Show, in full, each line of the data that contains "permet".

Data items:
■ ■ ■
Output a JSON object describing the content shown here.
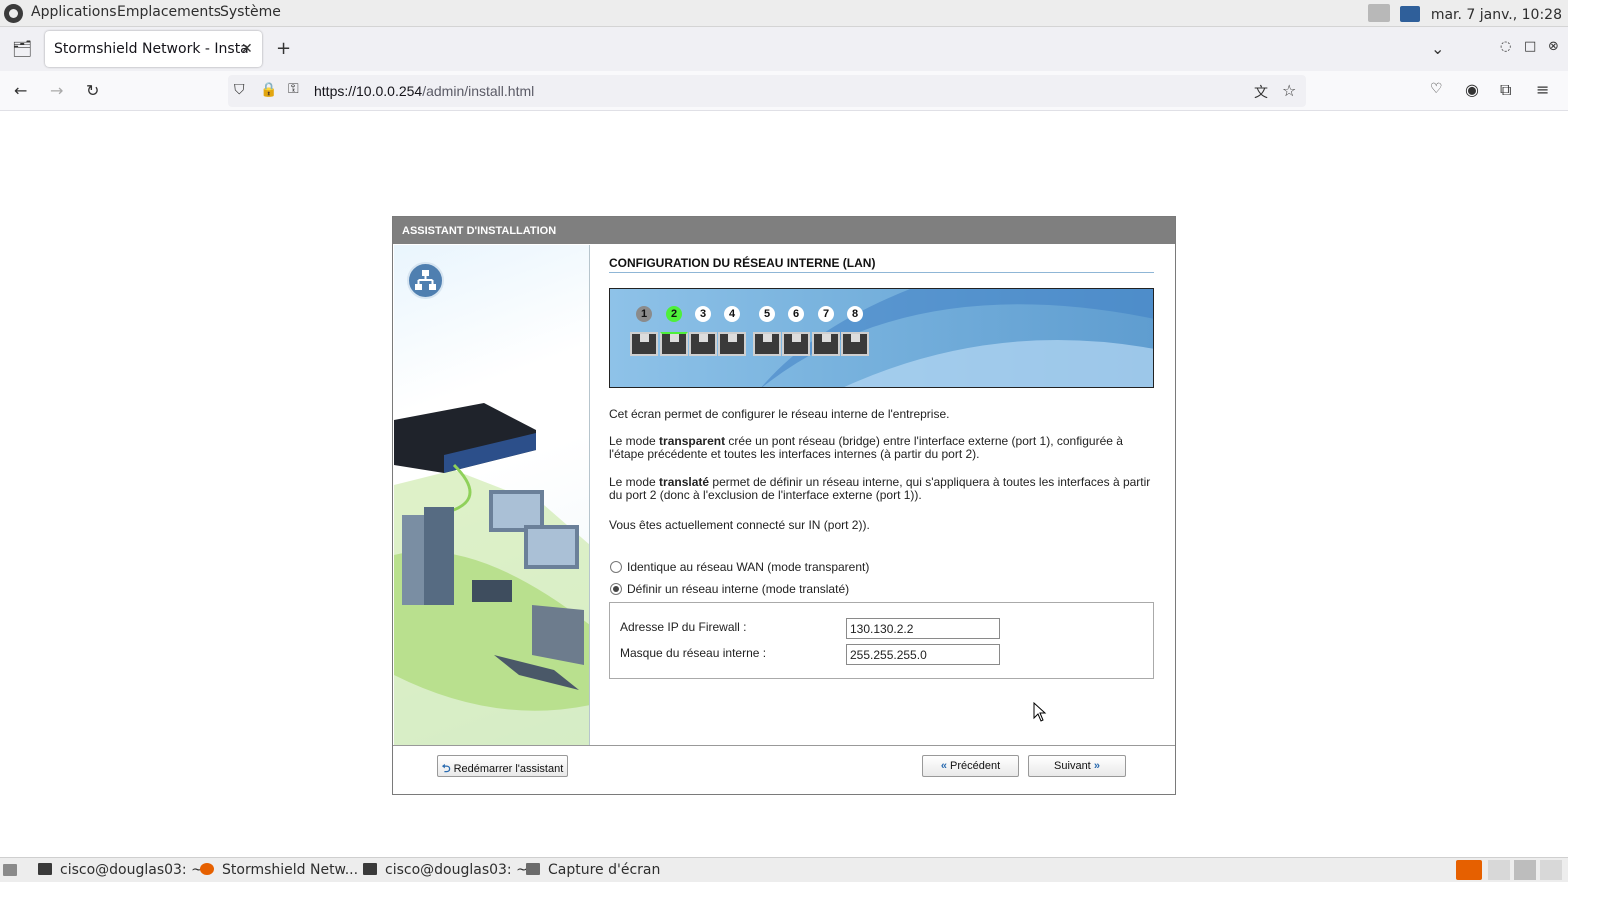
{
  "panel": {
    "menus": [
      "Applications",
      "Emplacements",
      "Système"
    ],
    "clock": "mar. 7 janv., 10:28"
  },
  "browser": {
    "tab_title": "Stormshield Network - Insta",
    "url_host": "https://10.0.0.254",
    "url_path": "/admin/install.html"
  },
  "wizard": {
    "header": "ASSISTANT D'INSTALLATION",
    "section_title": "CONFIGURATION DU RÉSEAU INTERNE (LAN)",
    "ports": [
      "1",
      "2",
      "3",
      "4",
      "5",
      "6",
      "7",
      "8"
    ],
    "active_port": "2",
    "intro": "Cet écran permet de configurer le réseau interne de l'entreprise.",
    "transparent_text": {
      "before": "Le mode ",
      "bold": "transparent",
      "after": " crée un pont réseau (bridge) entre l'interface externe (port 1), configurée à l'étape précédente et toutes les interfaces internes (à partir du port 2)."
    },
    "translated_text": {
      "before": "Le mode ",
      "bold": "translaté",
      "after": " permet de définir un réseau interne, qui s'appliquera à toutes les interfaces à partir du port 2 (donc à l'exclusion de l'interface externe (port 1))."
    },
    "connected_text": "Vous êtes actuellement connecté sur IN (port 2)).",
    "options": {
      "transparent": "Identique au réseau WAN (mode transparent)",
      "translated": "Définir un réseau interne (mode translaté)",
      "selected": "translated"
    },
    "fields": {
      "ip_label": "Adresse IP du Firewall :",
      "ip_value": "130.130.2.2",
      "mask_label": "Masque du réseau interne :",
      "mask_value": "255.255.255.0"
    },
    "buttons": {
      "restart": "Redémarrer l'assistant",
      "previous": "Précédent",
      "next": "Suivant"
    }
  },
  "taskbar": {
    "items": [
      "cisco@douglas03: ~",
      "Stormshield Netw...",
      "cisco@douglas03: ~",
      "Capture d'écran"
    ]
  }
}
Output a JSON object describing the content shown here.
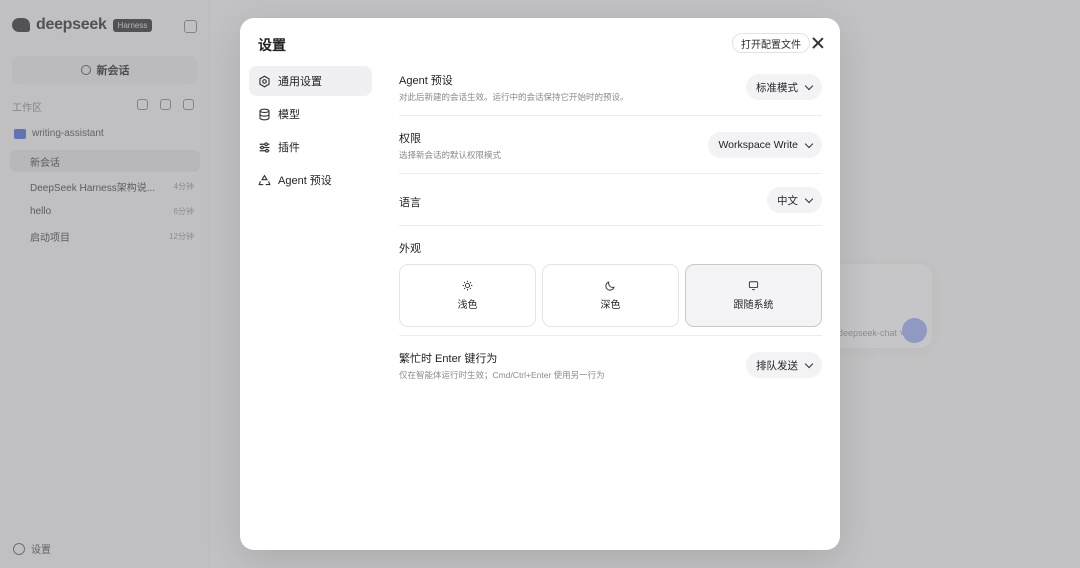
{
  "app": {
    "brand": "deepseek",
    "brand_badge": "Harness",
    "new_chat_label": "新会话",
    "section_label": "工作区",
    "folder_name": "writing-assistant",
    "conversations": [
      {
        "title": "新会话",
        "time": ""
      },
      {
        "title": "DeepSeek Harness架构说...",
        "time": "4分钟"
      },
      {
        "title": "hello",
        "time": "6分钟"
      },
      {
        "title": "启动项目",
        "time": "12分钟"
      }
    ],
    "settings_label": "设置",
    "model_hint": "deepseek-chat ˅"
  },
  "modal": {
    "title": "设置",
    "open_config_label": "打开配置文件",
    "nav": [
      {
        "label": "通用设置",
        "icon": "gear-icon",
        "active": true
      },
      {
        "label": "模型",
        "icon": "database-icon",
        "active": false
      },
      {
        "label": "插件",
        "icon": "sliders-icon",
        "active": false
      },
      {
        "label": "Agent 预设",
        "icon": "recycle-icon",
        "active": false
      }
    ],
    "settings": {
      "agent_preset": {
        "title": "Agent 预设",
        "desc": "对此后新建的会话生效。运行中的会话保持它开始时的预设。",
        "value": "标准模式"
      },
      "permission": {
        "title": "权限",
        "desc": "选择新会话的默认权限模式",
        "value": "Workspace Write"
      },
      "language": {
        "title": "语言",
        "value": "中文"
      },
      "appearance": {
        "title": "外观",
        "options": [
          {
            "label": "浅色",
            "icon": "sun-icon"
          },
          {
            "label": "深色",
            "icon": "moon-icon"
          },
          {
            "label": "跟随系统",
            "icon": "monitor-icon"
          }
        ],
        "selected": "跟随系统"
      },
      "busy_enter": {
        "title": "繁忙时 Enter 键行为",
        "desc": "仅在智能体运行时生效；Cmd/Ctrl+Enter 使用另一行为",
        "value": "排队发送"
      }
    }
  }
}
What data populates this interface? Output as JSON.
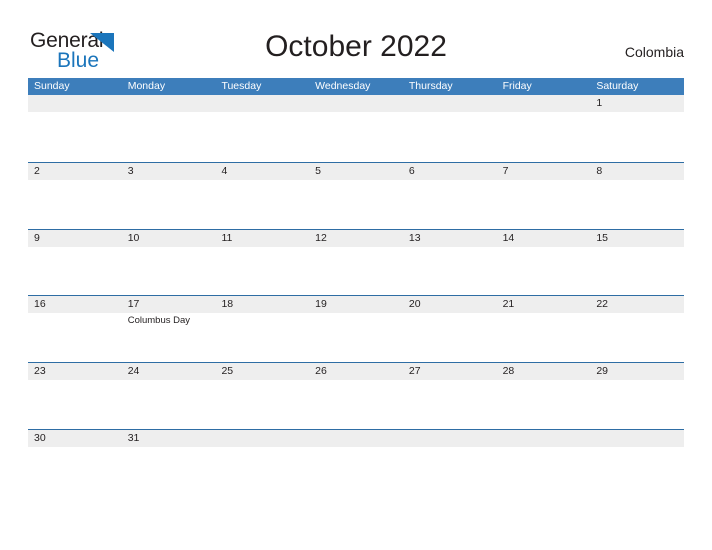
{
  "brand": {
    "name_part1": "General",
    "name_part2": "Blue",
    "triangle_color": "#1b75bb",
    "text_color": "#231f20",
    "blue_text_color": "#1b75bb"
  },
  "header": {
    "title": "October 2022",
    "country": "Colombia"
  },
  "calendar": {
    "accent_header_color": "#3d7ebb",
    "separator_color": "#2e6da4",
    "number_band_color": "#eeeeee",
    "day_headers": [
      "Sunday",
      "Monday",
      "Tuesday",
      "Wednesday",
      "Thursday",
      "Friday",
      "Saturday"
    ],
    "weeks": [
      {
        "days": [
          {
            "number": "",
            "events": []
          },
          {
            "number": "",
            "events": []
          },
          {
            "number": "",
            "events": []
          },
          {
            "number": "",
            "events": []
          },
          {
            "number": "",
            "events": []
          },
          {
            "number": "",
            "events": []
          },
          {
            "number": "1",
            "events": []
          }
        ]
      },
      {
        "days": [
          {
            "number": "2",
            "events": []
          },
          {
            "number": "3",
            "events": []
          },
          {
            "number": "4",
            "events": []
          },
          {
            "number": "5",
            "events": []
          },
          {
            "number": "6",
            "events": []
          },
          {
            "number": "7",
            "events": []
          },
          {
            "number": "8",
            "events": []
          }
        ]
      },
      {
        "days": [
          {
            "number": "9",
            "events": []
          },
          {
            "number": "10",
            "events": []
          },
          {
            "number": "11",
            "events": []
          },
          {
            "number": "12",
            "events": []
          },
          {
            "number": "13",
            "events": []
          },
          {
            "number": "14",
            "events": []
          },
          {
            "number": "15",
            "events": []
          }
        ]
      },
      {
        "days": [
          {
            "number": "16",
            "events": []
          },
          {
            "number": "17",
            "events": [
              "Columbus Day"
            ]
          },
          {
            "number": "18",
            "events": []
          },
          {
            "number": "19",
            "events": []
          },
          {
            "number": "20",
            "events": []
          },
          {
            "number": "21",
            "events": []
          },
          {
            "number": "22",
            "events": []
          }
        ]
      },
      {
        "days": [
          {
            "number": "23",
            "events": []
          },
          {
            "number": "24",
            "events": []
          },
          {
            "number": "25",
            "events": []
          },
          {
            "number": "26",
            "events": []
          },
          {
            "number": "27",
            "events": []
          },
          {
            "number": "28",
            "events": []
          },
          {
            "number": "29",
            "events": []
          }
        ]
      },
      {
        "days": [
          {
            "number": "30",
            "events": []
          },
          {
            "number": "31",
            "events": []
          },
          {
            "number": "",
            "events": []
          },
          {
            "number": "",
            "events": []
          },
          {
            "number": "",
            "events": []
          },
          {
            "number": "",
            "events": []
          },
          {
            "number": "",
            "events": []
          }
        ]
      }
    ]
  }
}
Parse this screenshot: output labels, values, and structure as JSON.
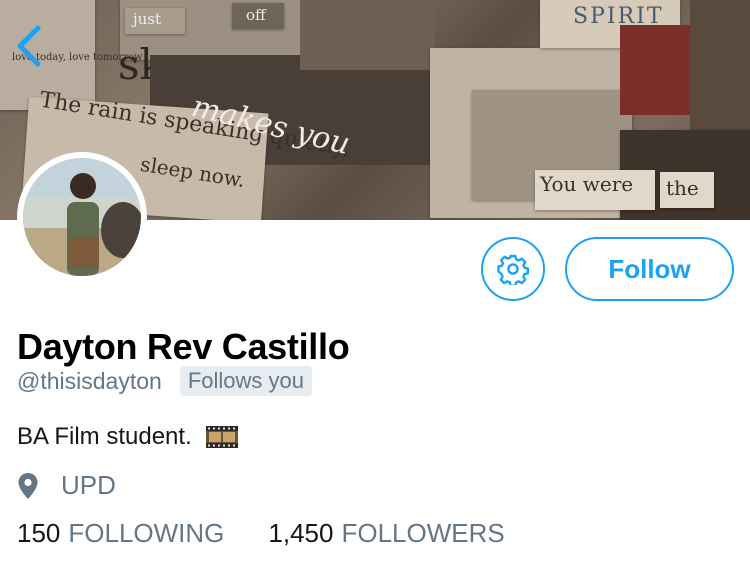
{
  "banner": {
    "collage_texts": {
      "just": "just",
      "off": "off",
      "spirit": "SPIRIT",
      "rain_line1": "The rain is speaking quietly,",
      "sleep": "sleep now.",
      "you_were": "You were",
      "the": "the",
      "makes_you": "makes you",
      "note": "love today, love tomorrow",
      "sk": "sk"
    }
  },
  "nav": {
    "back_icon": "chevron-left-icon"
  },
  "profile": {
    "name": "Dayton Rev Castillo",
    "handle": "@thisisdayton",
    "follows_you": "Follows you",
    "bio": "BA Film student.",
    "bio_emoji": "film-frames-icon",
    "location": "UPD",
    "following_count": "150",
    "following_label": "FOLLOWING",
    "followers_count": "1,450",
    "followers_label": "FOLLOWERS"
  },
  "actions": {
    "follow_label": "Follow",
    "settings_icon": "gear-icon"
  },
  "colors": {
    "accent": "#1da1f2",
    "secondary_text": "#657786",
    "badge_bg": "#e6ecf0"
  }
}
■ ■ ■
Written solution:
    "intro": "Cet écran permet de configurer le réseau interne de l'entreprise.",
      "after": " permet de définir un réseau interne, qui s'appliquera à toutes les interfaces à partir du port 2 (donc à l'exclusion de l'interface externe (port 1))."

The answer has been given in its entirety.